* Objective: Copy all lines of the listing that include the string "content".

Data records:
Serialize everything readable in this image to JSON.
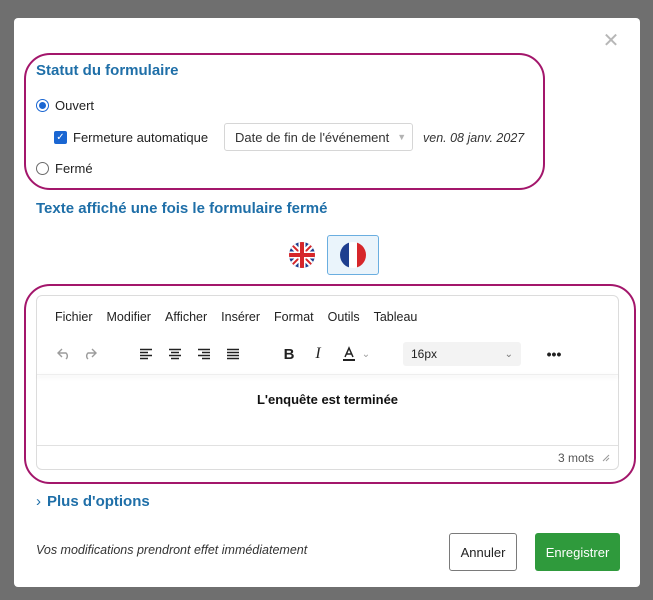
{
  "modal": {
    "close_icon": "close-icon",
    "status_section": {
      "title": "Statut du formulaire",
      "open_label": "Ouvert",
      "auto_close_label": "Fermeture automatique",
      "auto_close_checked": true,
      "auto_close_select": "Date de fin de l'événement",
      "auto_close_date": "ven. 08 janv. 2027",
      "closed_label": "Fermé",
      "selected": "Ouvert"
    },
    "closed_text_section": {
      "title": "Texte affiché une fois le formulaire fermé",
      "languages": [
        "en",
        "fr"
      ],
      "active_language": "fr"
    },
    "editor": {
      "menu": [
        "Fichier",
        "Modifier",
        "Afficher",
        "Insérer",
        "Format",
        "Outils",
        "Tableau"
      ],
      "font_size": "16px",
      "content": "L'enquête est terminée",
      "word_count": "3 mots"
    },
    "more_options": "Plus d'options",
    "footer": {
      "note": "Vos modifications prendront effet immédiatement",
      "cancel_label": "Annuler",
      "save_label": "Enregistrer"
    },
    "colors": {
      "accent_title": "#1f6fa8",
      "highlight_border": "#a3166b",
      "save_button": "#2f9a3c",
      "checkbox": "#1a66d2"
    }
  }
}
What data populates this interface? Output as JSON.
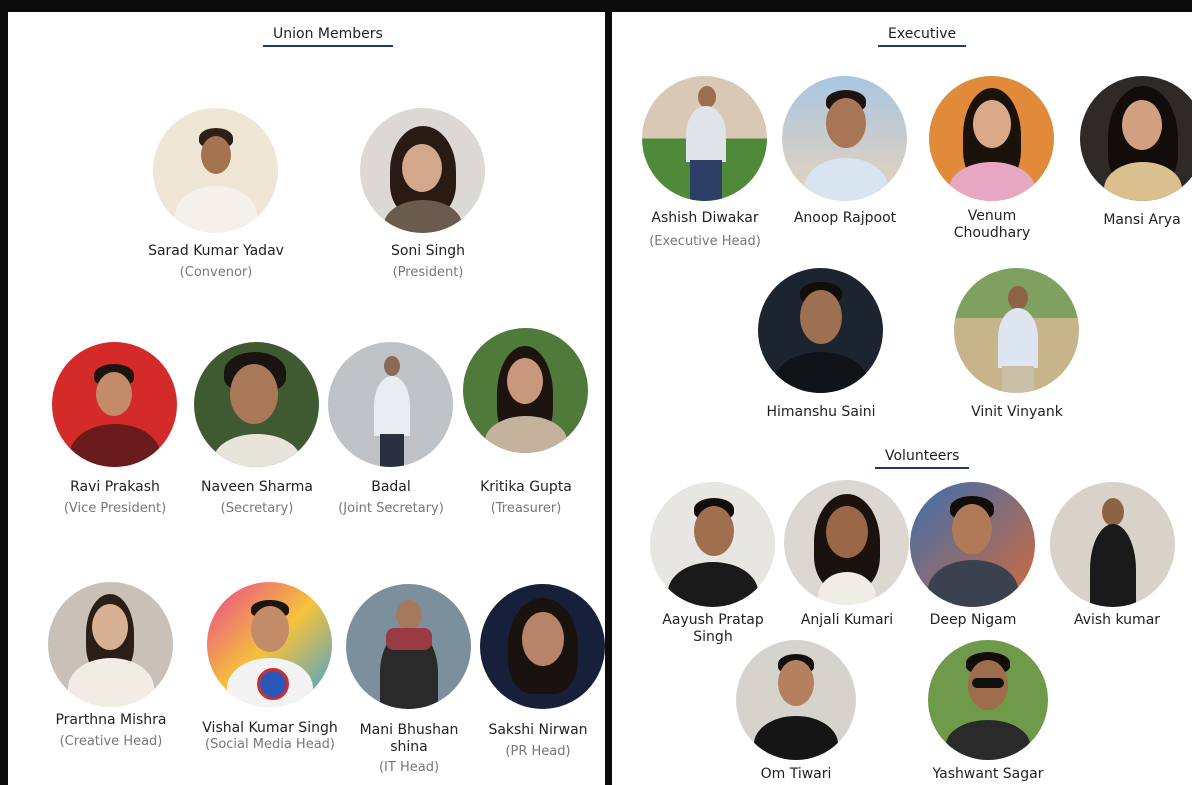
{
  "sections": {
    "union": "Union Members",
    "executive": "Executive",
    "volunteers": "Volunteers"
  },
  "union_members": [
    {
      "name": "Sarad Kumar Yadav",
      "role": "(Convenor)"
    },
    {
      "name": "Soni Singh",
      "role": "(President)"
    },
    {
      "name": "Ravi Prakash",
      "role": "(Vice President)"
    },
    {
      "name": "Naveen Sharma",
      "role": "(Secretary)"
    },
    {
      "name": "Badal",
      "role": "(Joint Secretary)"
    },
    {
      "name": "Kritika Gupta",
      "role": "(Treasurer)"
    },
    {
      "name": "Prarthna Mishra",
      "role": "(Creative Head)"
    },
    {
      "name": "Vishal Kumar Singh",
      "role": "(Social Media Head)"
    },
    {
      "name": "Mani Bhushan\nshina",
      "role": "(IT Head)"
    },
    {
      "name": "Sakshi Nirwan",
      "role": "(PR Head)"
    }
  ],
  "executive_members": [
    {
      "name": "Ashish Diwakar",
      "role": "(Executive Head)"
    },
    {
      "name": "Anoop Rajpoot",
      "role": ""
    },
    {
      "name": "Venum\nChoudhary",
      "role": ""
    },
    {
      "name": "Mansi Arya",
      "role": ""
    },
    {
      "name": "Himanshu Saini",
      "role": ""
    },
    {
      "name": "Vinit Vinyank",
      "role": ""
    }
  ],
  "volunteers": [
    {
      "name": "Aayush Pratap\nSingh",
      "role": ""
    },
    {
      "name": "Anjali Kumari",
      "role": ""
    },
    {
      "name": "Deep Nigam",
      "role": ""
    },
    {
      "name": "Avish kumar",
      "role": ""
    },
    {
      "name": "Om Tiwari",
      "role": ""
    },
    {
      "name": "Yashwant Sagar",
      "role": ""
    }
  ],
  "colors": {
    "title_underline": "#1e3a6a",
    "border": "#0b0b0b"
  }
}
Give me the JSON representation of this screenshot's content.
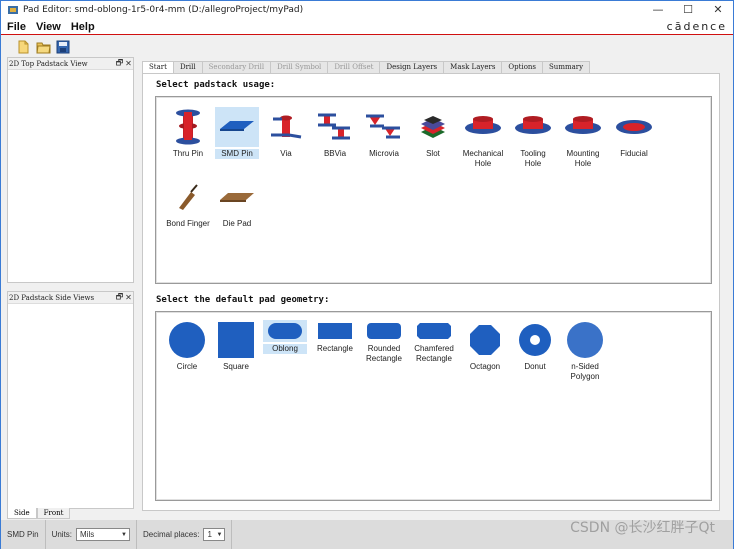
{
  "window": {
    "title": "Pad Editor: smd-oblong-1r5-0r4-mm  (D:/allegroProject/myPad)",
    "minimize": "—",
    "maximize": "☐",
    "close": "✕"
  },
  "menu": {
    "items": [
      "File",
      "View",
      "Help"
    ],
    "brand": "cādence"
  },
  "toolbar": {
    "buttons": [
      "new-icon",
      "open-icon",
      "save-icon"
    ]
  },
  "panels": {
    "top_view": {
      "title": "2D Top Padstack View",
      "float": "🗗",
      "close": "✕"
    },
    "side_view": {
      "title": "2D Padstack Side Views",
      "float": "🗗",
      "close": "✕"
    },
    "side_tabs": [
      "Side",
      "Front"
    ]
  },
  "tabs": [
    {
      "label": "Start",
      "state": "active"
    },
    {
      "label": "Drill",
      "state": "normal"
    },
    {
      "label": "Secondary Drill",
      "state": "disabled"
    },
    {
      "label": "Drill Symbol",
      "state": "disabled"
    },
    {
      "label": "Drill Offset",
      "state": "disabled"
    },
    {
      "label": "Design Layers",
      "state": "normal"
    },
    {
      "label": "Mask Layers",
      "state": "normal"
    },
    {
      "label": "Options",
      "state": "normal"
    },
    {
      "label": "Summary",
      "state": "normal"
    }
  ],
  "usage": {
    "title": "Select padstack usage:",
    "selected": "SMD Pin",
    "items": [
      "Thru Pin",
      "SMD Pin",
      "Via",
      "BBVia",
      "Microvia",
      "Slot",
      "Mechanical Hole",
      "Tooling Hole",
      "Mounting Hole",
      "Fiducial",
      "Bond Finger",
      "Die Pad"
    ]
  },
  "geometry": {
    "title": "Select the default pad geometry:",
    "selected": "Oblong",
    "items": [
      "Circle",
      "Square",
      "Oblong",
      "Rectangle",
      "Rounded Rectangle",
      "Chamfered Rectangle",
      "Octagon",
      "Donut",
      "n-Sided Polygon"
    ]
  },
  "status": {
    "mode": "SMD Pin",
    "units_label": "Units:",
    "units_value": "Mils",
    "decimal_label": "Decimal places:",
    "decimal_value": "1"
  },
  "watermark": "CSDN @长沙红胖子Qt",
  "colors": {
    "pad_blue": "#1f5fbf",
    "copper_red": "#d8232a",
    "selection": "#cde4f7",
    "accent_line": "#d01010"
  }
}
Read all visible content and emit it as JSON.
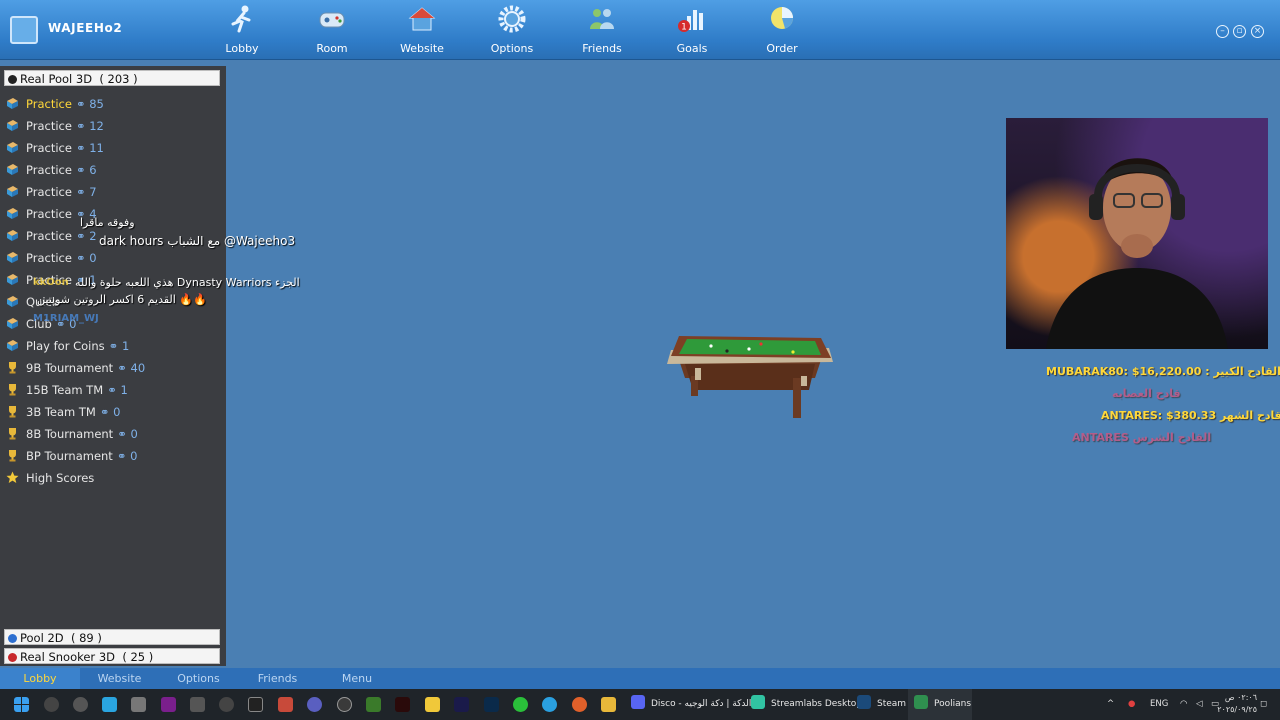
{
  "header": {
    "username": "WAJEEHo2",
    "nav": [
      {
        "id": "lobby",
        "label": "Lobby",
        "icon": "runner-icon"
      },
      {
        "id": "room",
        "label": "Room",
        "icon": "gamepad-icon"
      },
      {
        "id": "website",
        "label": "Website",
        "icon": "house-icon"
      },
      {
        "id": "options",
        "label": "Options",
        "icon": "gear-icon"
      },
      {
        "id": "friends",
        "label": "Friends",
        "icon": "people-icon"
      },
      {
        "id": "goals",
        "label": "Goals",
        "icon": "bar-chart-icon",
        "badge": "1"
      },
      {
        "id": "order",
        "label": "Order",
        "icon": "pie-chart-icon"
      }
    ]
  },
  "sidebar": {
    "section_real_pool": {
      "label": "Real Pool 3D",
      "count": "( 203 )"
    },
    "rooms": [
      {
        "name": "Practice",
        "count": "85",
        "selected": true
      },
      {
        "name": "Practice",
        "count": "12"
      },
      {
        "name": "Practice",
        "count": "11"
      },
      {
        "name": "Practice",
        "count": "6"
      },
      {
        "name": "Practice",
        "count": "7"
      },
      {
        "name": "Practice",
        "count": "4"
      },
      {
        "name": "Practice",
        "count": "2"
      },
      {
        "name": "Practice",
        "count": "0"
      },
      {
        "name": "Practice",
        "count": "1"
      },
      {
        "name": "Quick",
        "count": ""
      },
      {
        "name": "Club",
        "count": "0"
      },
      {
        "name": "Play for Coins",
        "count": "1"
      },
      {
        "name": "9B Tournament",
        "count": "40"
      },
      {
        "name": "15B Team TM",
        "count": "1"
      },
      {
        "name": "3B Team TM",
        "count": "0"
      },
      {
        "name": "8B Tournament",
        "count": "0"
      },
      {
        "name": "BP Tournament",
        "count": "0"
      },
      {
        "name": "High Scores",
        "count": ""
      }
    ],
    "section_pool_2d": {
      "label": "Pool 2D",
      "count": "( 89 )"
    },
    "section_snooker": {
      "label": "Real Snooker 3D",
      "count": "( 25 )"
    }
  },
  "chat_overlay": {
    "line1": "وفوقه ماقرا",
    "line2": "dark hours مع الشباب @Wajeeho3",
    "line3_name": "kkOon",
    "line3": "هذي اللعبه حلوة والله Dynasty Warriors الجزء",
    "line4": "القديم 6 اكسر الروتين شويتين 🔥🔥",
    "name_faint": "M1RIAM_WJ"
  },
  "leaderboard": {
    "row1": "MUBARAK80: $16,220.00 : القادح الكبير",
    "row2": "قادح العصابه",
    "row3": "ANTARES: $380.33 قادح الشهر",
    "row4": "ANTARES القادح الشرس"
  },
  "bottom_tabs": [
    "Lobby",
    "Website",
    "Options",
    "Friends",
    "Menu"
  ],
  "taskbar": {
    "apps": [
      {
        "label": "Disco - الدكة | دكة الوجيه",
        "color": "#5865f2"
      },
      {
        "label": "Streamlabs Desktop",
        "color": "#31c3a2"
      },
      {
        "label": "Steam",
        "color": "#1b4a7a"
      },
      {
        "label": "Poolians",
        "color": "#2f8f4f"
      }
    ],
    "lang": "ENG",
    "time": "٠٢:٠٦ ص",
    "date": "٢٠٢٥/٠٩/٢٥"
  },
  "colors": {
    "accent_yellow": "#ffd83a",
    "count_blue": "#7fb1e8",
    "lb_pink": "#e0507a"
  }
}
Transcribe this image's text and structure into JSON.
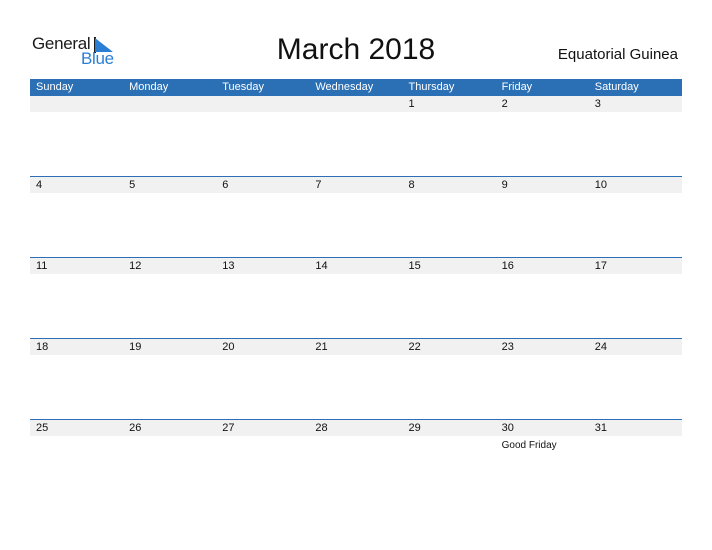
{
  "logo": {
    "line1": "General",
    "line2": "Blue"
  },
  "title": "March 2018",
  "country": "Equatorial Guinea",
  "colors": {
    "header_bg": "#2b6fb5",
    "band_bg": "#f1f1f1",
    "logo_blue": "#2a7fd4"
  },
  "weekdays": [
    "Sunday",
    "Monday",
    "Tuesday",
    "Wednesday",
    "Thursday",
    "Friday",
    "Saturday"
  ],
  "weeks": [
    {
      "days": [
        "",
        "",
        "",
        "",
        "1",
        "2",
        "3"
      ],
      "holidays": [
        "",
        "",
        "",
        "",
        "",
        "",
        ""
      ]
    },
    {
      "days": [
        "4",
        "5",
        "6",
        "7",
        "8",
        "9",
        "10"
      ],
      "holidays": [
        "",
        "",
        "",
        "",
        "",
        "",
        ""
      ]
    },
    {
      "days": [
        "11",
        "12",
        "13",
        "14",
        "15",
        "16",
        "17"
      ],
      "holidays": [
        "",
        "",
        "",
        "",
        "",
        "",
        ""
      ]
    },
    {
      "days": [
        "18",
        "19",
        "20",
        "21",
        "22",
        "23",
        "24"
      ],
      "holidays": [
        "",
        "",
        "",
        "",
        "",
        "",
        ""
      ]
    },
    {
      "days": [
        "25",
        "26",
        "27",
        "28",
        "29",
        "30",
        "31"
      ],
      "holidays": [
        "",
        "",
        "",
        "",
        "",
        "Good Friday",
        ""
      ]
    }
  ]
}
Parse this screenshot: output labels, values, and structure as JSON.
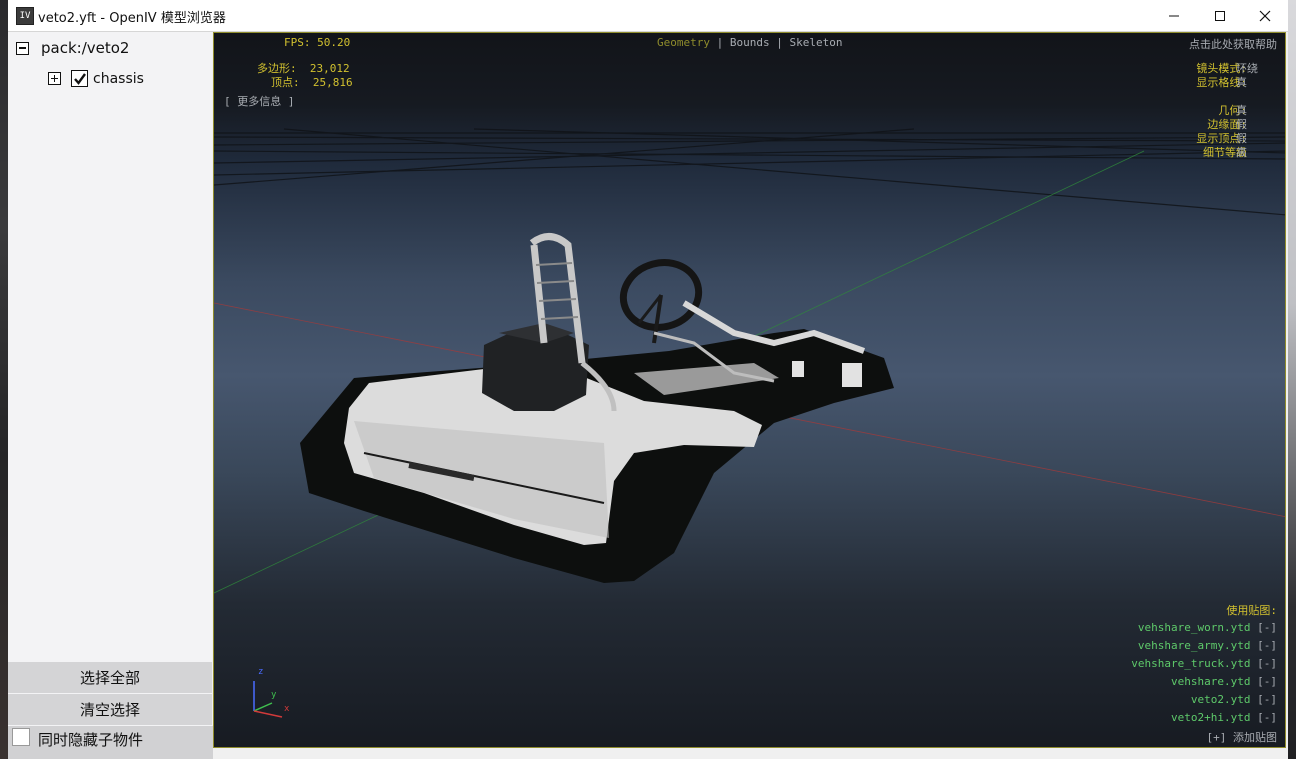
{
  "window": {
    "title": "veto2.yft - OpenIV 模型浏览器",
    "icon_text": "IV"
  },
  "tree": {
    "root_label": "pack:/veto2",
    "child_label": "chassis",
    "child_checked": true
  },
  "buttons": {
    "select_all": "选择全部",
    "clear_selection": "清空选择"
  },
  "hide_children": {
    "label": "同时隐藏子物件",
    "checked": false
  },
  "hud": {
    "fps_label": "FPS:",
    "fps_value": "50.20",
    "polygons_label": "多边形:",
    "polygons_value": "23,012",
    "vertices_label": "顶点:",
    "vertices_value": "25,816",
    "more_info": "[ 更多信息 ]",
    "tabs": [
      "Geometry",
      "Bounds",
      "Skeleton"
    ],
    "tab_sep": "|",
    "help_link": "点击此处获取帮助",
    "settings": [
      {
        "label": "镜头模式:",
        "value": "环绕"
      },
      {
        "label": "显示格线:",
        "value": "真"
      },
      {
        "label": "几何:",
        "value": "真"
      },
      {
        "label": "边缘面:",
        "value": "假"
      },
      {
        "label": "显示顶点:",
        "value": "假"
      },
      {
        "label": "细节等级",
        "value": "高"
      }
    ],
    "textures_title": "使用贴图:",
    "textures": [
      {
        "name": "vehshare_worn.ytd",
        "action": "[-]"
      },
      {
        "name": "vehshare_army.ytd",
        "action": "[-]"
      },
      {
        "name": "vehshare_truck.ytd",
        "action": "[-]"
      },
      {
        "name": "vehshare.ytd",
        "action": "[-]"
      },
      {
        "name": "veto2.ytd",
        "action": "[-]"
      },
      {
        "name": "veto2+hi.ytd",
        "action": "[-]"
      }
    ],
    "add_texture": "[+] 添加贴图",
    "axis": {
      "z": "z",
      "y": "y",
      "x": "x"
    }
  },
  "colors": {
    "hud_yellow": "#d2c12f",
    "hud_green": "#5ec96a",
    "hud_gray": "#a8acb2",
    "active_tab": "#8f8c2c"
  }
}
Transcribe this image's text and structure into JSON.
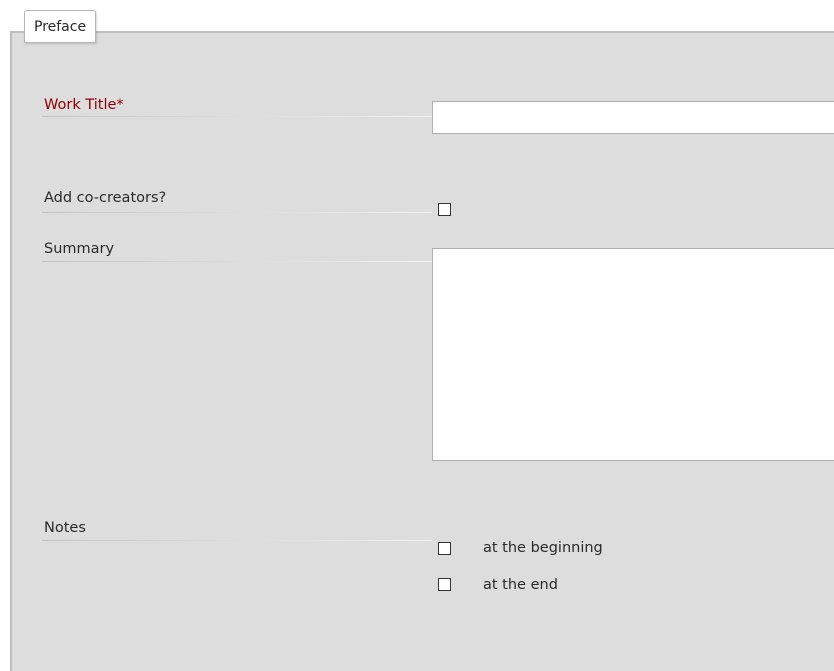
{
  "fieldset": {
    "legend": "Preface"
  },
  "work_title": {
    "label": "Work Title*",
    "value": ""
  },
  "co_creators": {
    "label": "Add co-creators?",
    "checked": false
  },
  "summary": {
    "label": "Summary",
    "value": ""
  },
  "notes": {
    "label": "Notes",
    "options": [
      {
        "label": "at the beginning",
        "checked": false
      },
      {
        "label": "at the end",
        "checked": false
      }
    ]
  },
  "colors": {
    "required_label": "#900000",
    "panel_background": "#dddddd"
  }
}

* Output of the exercise:
      "content": "L'enquête est terminée",
Give me the JSON representation of this screenshot's content.
Read all visible content and emit it as JSON.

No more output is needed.